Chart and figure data
==================================================

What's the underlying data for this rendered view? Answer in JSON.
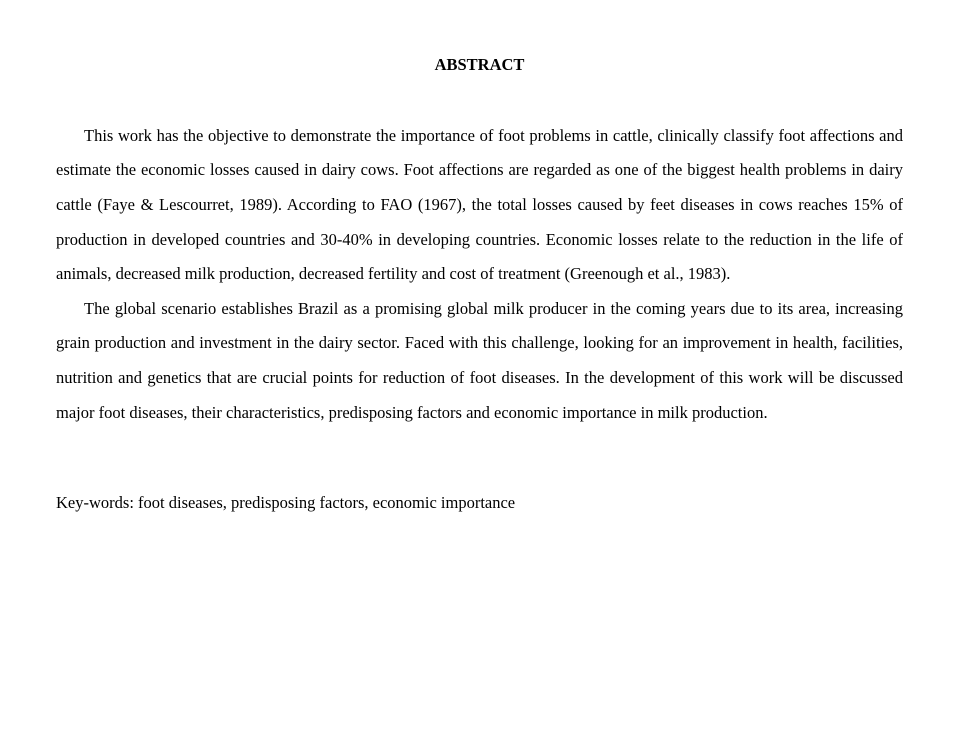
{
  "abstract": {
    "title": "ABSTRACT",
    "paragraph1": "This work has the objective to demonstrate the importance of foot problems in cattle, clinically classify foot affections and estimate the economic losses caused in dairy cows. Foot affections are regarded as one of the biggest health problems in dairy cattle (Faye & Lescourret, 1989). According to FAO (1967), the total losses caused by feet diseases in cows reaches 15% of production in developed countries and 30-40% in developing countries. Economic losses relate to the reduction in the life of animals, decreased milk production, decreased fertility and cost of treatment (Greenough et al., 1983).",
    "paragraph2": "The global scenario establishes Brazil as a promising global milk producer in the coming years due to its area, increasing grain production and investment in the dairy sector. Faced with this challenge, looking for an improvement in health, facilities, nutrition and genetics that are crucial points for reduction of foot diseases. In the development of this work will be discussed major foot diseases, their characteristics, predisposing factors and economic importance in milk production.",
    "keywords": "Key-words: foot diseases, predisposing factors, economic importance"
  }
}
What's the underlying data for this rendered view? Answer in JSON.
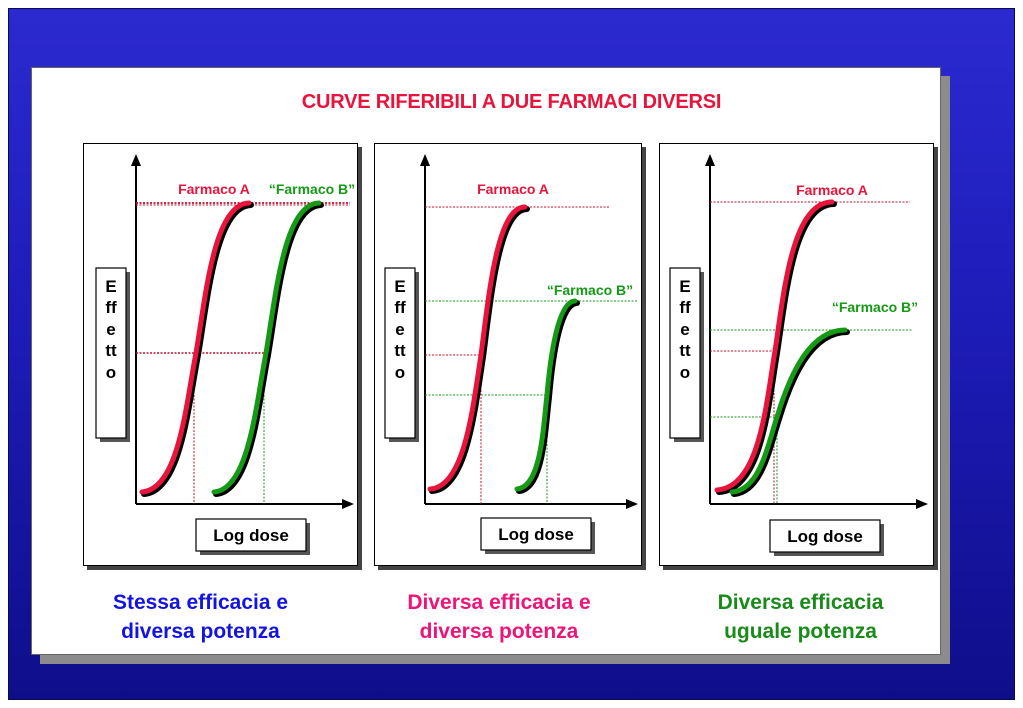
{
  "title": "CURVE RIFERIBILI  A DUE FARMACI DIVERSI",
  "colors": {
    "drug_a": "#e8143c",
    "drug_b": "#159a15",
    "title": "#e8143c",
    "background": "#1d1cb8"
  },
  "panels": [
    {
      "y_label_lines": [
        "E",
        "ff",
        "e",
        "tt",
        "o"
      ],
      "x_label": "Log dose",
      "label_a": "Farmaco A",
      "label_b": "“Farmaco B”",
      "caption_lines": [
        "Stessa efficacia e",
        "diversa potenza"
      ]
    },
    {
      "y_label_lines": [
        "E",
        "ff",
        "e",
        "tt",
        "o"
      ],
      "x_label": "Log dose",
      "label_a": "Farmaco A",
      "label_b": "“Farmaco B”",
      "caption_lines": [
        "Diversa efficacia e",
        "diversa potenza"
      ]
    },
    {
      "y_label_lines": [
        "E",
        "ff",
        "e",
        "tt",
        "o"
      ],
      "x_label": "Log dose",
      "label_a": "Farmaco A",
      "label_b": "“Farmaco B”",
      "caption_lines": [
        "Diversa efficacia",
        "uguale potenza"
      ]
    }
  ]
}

==================================================

# Stated goal:
Take the entries shown above and quote them verbatim, passing over the pictures.

# Finished exercise:
What's the underlying data for this rendered view? Answer in JSON.
{
  "abstract": {
    "title": "ABSTRACT",
    "paragraph1": "This work has the objective to demonstrate the importance of foot problems in cattle, clinically classify foot affections and estimate the economic losses caused in dairy cows. Foot affections are regarded as one of the biggest health problems in dairy cattle (Faye & Lescourret, 1989). According to FAO (1967), the total losses caused by feet diseases in cows reaches 15% of production in developed countries and 30-40% in developing countries. Economic losses relate to the reduction in the life of animals, decreased milk production, decreased fertility and cost of treatment (Greenough et al., 1983).",
    "paragraph2": "The global scenario establishes Brazil as a promising global milk producer in the coming years due to its area, increasing grain production and investment in the dairy sector. Faced with this challenge, looking for an improvement in health, facilities, nutrition and genetics that are crucial points for reduction of foot diseases. In the development of this work will be discussed major foot diseases, their characteristics, predisposing factors and economic importance in milk production.",
    "keywords": "Key-words: foot diseases, predisposing factors, economic importance"
  }
}
What's the underlying data for this rendered view? Answer in JSON.
{
  "title": "CURVE RIFERIBILI  A DUE FARMACI DIVERSI",
  "colors": {
    "drug_a": "#e8143c",
    "drug_b": "#159a15",
    "title": "#e8143c",
    "background": "#1d1cb8"
  },
  "panels": [
    {
      "y_label_lines": [
        "E",
        "ff",
        "e",
        "tt",
        "o"
      ],
      "x_label": "Log dose",
      "label_a": "Farmaco A",
      "label_b": "“Farmaco B”",
      "caption_lines": [
        "Stessa efficacia e",
        "diversa potenza"
      ]
    },
    {
      "y_label_lines": [
        "E",
        "ff",
        "e",
        "tt",
        "o"
      ],
      "x_label": "Log dose",
      "label_a": "Farmaco A",
      "label_b": "“Farmaco B”",
      "caption_lines": [
        "Diversa efficacia e",
        "diversa potenza"
      ]
    },
    {
      "y_label_lines": [
        "E",
        "ff",
        "e",
        "tt",
        "o"
      ],
      "x_label": "Log dose",
      "label_a": "Farmaco A",
      "label_b": "“Farmaco B”",
      "caption_lines": [
        "Diversa efficacia",
        "uguale potenza"
      ]
    }
  ]
}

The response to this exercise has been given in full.